#### What to work on
Write out the data again exactly, skipping every picture.

# START OF Records to use

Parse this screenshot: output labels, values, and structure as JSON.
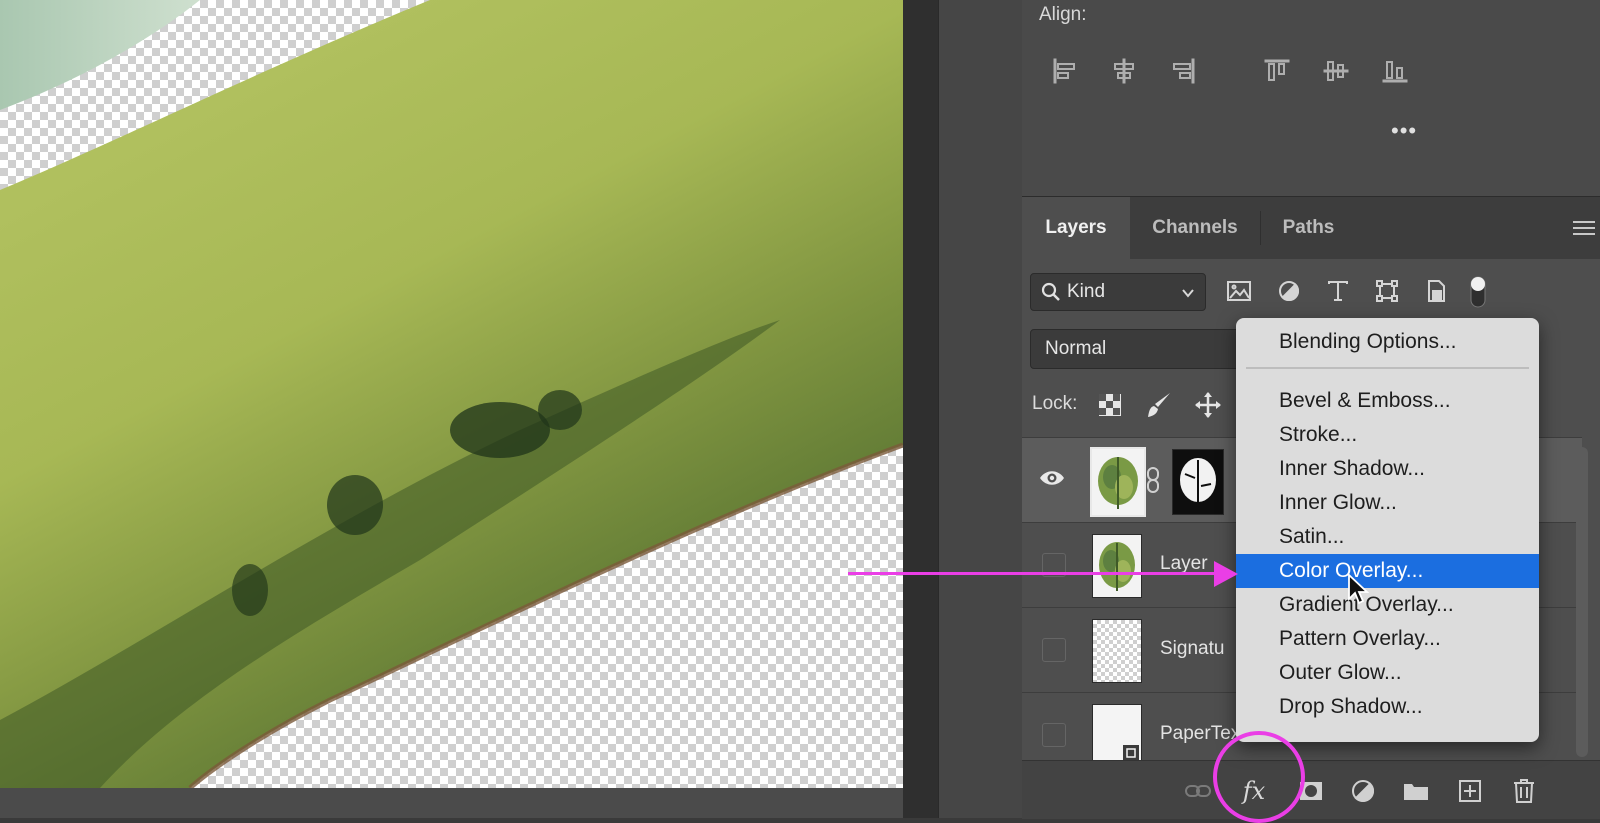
{
  "align_panel": {
    "title": "Align:",
    "icons": [
      "align-left-edges-icon",
      "align-horizontal-centers-icon",
      "align-right-edges-icon",
      "align-top-edges-icon",
      "align-vertical-centers-icon",
      "align-bottom-edges-icon"
    ],
    "more": "•••"
  },
  "layers_panel": {
    "tabs": [
      {
        "label": "Layers",
        "active": true
      },
      {
        "label": "Channels",
        "active": false
      },
      {
        "label": "Paths",
        "active": false
      }
    ],
    "filter": {
      "kind_label": "Kind"
    },
    "blend_mode": "Normal",
    "lock_label": "Lock:",
    "layers": [
      {
        "name": "",
        "visible": true
      },
      {
        "name": "Layer",
        "visible": false
      },
      {
        "name": "Signatu",
        "visible": false
      },
      {
        "name": "PaperTexture",
        "visible": false
      }
    ]
  },
  "fx_menu": {
    "items": [
      "Blending Options...",
      "Bevel & Emboss...",
      "Stroke...",
      "Inner Shadow...",
      "Inner Glow...",
      "Satin...",
      "Color Overlay...",
      "Gradient Overlay...",
      "Pattern Overlay...",
      "Outer Glow...",
      "Drop Shadow..."
    ],
    "selected": "Color Overlay..."
  },
  "bottom_bar": {
    "fx_label": "fx",
    "icons": [
      "link-layers-icon",
      "fx-icon",
      "add-mask-icon",
      "adjustment-layer-icon",
      "new-group-icon",
      "new-layer-icon",
      "delete-layer-icon"
    ]
  },
  "colors": {
    "highlight": "#1b6ee0",
    "annotation": "#ea3ee6"
  }
}
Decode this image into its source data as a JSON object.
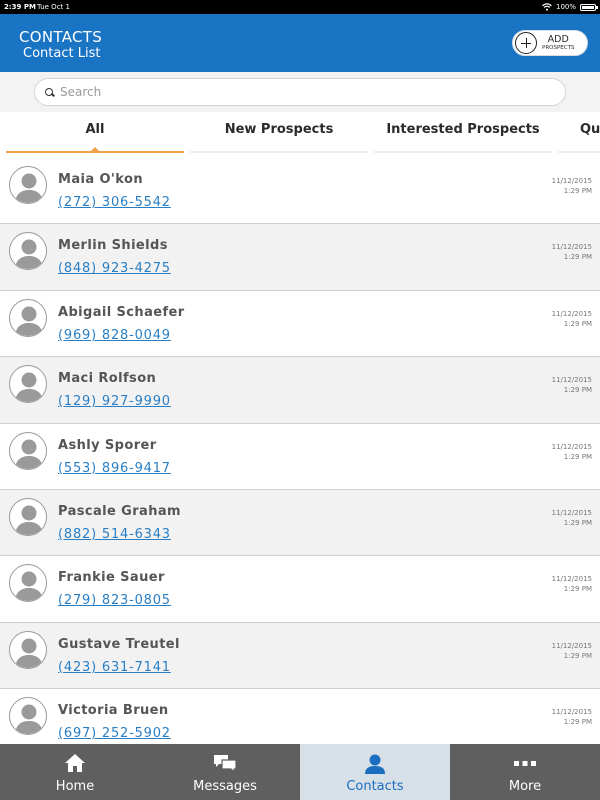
{
  "status_bar": {
    "time": "2:39 PM",
    "date": "Tue Oct 1",
    "battery": "100%"
  },
  "header": {
    "title": "CONTACTS",
    "subtitle": "Contact List",
    "add_button": {
      "line1": "ADD",
      "line2": "PROSPECTS"
    }
  },
  "search": {
    "placeholder": "Search",
    "value": ""
  },
  "tabs": [
    {
      "label": "All",
      "active": true
    },
    {
      "label": "New Prospects",
      "active": false
    },
    {
      "label": "Interested Prospects",
      "active": false
    },
    {
      "label": "Qu",
      "active": false
    }
  ],
  "contacts": [
    {
      "name": "Maia O'kon",
      "phone": "(272) 306-5542",
      "date": "11/12/2015",
      "time": "1:29 PM"
    },
    {
      "name": "Merlin Shields",
      "phone": "(848) 923-4275",
      "date": "11/12/2015",
      "time": "1:29 PM"
    },
    {
      "name": "Abigail Schaefer",
      "phone": "(969) 828-0049",
      "date": "11/12/2015",
      "time": "1:29 PM"
    },
    {
      "name": "Maci Rolfson",
      "phone": "(129) 927-9990",
      "date": "11/12/2015",
      "time": "1:29 PM"
    },
    {
      "name": "Ashly Sporer",
      "phone": "(553) 896-9417",
      "date": "11/12/2015",
      "time": "1:29 PM"
    },
    {
      "name": "Pascale Graham",
      "phone": "(882) 514-6343",
      "date": "11/12/2015",
      "time": "1:29 PM"
    },
    {
      "name": "Frankie Sauer",
      "phone": "(279) 823-0805",
      "date": "11/12/2015",
      "time": "1:29 PM"
    },
    {
      "name": "Gustave Treutel",
      "phone": "(423) 631-7141",
      "date": "11/12/2015",
      "time": "1:29 PM"
    },
    {
      "name": "Victoria Bruen",
      "phone": "(697) 252-5902",
      "date": "11/12/2015",
      "time": "1:29 PM"
    }
  ],
  "bottom_nav": [
    {
      "label": "Home",
      "icon": "home-icon",
      "active": false
    },
    {
      "label": "Messages",
      "icon": "messages-icon",
      "active": false
    },
    {
      "label": "Contacts",
      "icon": "person-icon",
      "active": true
    },
    {
      "label": "More",
      "icon": "more-icon",
      "active": false
    }
  ],
  "colors": {
    "header_bg": "#1a74c4",
    "tab_accent": "#f0a04a",
    "link": "#2a7fc4",
    "nav_bg": "#5f5f5f",
    "nav_active_bg": "#d7dfe7"
  }
}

# END OF Records to use

#### Complete output
Parse this screenshot: output labels, values, and structure as JSON.
{
  "align_panel": {
    "title": "Align:",
    "icons": [
      "align-left-edges-icon",
      "align-horizontal-centers-icon",
      "align-right-edges-icon",
      "align-top-edges-icon",
      "align-vertical-centers-icon",
      "align-bottom-edges-icon"
    ],
    "more": "•••"
  },
  "layers_panel": {
    "tabs": [
      {
        "label": "Layers",
        "active": true
      },
      {
        "label": "Channels",
        "active": false
      },
      {
        "label": "Paths",
        "active": false
      }
    ],
    "filter": {
      "kind_label": "Kind"
    },
    "blend_mode": "Normal",
    "lock_label": "Lock:",
    "layers": [
      {
        "name": "",
        "visible": true
      },
      {
        "name": "Layer",
        "visible": false
      },
      {
        "name": "Signatu",
        "visible": false
      },
      {
        "name": "PaperTexture",
        "visible": false
      }
    ]
  },
  "fx_menu": {
    "items": [
      "Blending Options...",
      "Bevel & Emboss...",
      "Stroke...",
      "Inner Shadow...",
      "Inner Glow...",
      "Satin...",
      "Color Overlay...",
      "Gradient Overlay...",
      "Pattern Overlay...",
      "Outer Glow...",
      "Drop Shadow..."
    ],
    "selected": "Color Overlay..."
  },
  "bottom_bar": {
    "fx_label": "fx",
    "icons": [
      "link-layers-icon",
      "fx-icon",
      "add-mask-icon",
      "adjustment-layer-icon",
      "new-group-icon",
      "new-layer-icon",
      "delete-layer-icon"
    ]
  },
  "colors": {
    "highlight": "#1b6ee0",
    "annotation": "#ea3ee6"
  }
}
Decode this image into its source data as a JSON object.
{
  "status_bar": {
    "time": "2:39 PM",
    "date": "Tue Oct 1",
    "battery": "100%"
  },
  "header": {
    "title": "CONTACTS",
    "subtitle": "Contact List",
    "add_button": {
      "line1": "ADD",
      "line2": "PROSPECTS"
    }
  },
  "search": {
    "placeholder": "Search",
    "value": ""
  },
  "tabs": [
    {
      "label": "All",
      "active": true
    },
    {
      "label": "New Prospects",
      "active": false
    },
    {
      "label": "Interested Prospects",
      "active": false
    },
    {
      "label": "Qu",
      "active": false
    }
  ],
  "contacts": [
    {
      "name": "Maia O'kon",
      "phone": "(272) 306-5542",
      "date": "11/12/2015",
      "time": "1:29 PM"
    },
    {
      "name": "Merlin Shields",
      "phone": "(848) 923-4275",
      "date": "11/12/2015",
      "time": "1:29 PM"
    },
    {
      "name": "Abigail Schaefer",
      "phone": "(969) 828-0049",
      "date": "11/12/2015",
      "time": "1:29 PM"
    },
    {
      "name": "Maci Rolfson",
      "phone": "(129) 927-9990",
      "date": "11/12/2015",
      "time": "1:29 PM"
    },
    {
      "name": "Ashly Sporer",
      "phone": "(553) 896-9417",
      "date": "11/12/2015",
      "time": "1:29 PM"
    },
    {
      "name": "Pascale Graham",
      "phone": "(882) 514-6343",
      "date": "11/12/2015",
      "time": "1:29 PM"
    },
    {
      "name": "Frankie Sauer",
      "phone": "(279) 823-0805",
      "date": "11/12/2015",
      "time": "1:29 PM"
    },
    {
      "name": "Gustave Treutel",
      "phone": "(423) 631-7141",
      "date": "11/12/2015",
      "time": "1:29 PM"
    },
    {
      "name": "Victoria Bruen",
      "phone": "(697) 252-5902",
      "date": "11/12/2015",
      "time": "1:29 PM"
    }
  ],
  "bottom_nav": [
    {
      "label": "Home",
      "icon": "home-icon",
      "active": false
    },
    {
      "label": "Messages",
      "icon": "messages-icon",
      "active": false
    },
    {
      "label": "Contacts",
      "icon": "person-icon",
      "active": true
    },
    {
      "label": "More",
      "icon": "more-icon",
      "active": false
    }
  ],
  "colors": {
    "header_bg": "#1a74c4",
    "tab_accent": "#f0a04a",
    "link": "#2a7fc4",
    "nav_bg": "#5f5f5f",
    "nav_active_bg": "#d7dfe7"
  }
}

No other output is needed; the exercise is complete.